MATERIAL PROVIDED:
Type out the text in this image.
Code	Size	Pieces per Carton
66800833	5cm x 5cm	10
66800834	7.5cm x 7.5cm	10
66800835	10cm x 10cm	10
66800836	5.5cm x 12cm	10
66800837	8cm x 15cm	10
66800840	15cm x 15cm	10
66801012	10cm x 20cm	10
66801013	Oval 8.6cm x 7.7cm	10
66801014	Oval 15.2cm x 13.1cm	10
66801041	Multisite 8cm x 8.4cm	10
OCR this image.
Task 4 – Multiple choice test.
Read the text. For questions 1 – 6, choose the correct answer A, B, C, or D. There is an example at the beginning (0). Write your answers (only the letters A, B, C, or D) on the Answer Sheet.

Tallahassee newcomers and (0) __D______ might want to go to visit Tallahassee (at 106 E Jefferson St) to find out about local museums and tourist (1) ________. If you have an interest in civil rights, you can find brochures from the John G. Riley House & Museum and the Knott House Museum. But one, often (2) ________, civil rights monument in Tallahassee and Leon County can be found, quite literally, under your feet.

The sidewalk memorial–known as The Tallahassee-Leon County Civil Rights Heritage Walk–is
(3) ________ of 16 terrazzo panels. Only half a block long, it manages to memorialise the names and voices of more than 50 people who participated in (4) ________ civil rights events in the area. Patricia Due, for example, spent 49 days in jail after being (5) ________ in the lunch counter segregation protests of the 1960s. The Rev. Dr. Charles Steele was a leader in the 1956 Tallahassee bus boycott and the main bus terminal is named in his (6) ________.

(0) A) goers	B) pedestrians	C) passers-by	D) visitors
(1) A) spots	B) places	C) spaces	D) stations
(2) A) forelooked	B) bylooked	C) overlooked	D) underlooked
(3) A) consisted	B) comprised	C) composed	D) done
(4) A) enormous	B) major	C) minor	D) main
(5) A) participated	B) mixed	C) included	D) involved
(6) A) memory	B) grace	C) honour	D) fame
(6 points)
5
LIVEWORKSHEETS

GIVEN TASK: In the records, locate each line holding the string "Oval" and copy it.

OUTPUT OF THE EXERCISE:
66801013	Oval 8.6cm x 7.7cm	10
66801014	Oval 15.2cm x 13.1cm	10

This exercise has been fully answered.